Source records —
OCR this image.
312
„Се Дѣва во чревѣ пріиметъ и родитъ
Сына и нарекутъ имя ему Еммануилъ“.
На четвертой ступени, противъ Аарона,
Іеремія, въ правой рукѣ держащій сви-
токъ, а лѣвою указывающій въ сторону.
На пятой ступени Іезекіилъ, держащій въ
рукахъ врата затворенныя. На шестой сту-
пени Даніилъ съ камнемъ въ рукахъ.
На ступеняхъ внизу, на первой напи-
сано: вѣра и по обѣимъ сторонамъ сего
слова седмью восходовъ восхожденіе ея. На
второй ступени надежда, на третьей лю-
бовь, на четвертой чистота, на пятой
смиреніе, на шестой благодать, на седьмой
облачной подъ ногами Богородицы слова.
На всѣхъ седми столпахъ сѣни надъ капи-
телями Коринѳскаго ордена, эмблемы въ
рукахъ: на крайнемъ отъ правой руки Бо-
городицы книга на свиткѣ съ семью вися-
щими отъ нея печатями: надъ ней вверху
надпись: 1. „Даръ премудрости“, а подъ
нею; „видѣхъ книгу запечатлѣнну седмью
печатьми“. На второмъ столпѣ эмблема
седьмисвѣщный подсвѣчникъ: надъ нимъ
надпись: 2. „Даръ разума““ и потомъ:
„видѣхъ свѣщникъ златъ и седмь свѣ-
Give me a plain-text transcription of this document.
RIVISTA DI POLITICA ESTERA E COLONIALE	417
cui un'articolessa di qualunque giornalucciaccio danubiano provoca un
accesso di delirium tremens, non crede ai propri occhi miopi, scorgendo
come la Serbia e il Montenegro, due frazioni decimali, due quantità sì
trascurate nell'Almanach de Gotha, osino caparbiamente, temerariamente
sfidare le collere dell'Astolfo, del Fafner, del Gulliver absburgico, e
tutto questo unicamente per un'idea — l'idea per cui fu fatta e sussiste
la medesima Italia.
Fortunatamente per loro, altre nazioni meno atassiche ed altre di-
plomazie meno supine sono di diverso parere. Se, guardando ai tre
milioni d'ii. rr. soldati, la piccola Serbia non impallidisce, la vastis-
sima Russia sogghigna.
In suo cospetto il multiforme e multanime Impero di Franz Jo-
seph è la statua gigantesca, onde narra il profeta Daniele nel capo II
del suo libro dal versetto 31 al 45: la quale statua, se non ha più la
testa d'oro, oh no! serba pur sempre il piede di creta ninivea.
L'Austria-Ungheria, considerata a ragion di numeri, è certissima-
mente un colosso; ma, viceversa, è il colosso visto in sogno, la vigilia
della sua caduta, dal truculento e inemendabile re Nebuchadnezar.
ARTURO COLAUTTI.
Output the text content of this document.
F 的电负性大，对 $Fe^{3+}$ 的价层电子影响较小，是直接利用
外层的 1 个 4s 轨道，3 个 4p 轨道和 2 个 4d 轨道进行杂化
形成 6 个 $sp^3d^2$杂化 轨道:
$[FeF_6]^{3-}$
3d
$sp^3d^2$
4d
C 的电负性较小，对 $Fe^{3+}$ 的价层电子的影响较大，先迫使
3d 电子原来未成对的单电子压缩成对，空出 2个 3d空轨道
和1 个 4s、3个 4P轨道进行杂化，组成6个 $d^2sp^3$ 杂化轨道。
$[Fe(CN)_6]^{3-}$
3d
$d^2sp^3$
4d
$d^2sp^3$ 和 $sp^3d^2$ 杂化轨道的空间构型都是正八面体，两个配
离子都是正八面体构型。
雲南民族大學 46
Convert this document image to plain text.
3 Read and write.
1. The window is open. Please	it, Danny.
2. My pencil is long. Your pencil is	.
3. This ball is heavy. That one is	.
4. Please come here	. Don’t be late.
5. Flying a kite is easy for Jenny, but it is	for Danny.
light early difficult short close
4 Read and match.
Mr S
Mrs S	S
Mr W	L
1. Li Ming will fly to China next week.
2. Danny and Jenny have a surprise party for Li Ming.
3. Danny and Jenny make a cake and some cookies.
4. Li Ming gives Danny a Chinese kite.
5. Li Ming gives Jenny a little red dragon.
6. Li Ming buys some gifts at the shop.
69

PROBLEM DESCRIPTION — Extract each line from the listing above, please, and repeat it exactly.

FINISHED ANSWER —
OCR this image.
312
„Се Дѣва во чревѣ пріиметъ и родитъ
Сына и нарекутъ имя ему Еммануилъ“.
На четвертой ступени, противъ Аарона,
Іеремія, въ правой рукѣ держащій сви-
токъ, а лѣвою указывающій въ сторону.
На пятой ступени Іезекіилъ, держащій въ
рукахъ врата затворенныя. На шестой сту-
пени Даніилъ съ камнемъ въ рукахъ.
На ступеняхъ внизу, на первой напи-
сано: вѣра и по обѣимъ сторонамъ сего
слова седмью восходовъ восхожденіе ея. На
второй ступени надежда, на третьей лю-
бовь, на четвертой чистота, на пятой
смиреніе, на шестой благодать, на седьмой
облачной подъ ногами Богородицы слова.
На всѣхъ седми столпахъ сѣни надъ капи-
телями Коринѳскаго ордена, эмблемы въ
рукахъ: на крайнемъ отъ правой руки Бо-
городицы книга на свиткѣ съ семью вися-
щими отъ нея печатями: надъ ней вверху
надпись: 1. „Даръ премудрости“, а подъ
нею; „видѣхъ книгу запечатлѣнну седмью
печатьми“. На второмъ столпѣ эмблема
седьмисвѣщный подсвѣчникъ: надъ нимъ
надпись: 2. „Даръ разума““ и потомъ:
„видѣхъ свѣщникъ златъ и седмь свѣ-
Give me a plain-text transcription of this document.
RIVISTA DI POLITICA ESTERA E COLONIALE	417
cui un'articolessa di qualunque giornalucciaccio danubiano provoca un
accesso di delirium tremens, non crede ai propri occhi miopi, scorgendo
come la Serbia e il Montenegro, due frazioni decimali, due quantità sì
trascurate nell'Almanach de Gotha, osino caparbiamente, temerariamente
sfidare le collere dell'Astolfo, del Fafner, del Gulliver absburgico, e
tutto questo unicamente per un'idea — l'idea per cui fu fatta e sussiste
la medesima Italia.
Fortunatamente per loro, altre nazioni meno atassiche ed altre di-
plomazie meno supine sono di diverso parere. Se, guardando ai tre
milioni d'ii. rr. soldati, la piccola Serbia non impallidisce, la vastis-
sima Russia sogghigna.
In suo cospetto il multiforme e multanime Impero di Franz Jo-
seph è la statua gigantesca, onde narra il profeta Daniele nel capo II
del suo libro dal versetto 31 al 45: la quale statua, se non ha più la
testa d'oro, oh no! serba pur sempre il piede di creta ninivea.
L'Austria-Ungheria, considerata a ragion di numeri, è certissima-
mente un colosso; ma, viceversa, è il colosso visto in sogno, la vigilia
della sua caduta, dal truculento e inemendabile re Nebuchadnezar.
ARTURO COLAUTTI.
Output the text content of this document.
F 的电负性大，对 $Fe^{3+}$ 的价层电子影响较小，是直接利用
外层的 1 个 4s 轨道，3 个 4p 轨道和 2 个 4d 轨道进行杂化
形成 6 个 $sp^3d^2$杂化 轨道:
$[FeF_6]^{3-}$
3d
$sp^3d^2$
4d
C 的电负性较小，对 $Fe^{3+}$ 的价层电子的影响较大，先迫使
3d 电子原来未成对的单电子压缩成对，空出 2个 3d空轨道
和1 个 4s、3个 4P轨道进行杂化，组成6个 $d^2sp^3$ 杂化轨道。
$[Fe(CN)_6]^{3-}$
3d
$d^2sp^3$
4d
$d^2sp^3$ 和 $sp^3d^2$ 杂化轨道的空间构型都是正八面体，两个配
离子都是正八面体构型。
雲南民族大學 46
Convert this document image to plain text.
3 Read and write.
1. The window is open. Please	it, Danny.
2. My pencil is long. Your pencil is	.
3. This ball is heavy. That one is	.
4. Please come here	. Don’t be late.
5. Flying a kite is easy for Jenny, but it is	for Danny.
light early difficult short close
4 Read and match.
Mr S
Mrs S	S
Mr W	L
1. Li Ming will fly to China next week.
2. Danny and Jenny have a surprise party for Li Ming.
3. Danny and Jenny make a cake and some cookies.
4. Li Ming gives Danny a Chinese kite.
5. Li Ming gives Jenny a little red dragon.
6. Li Ming buys some gifts at the shop.
69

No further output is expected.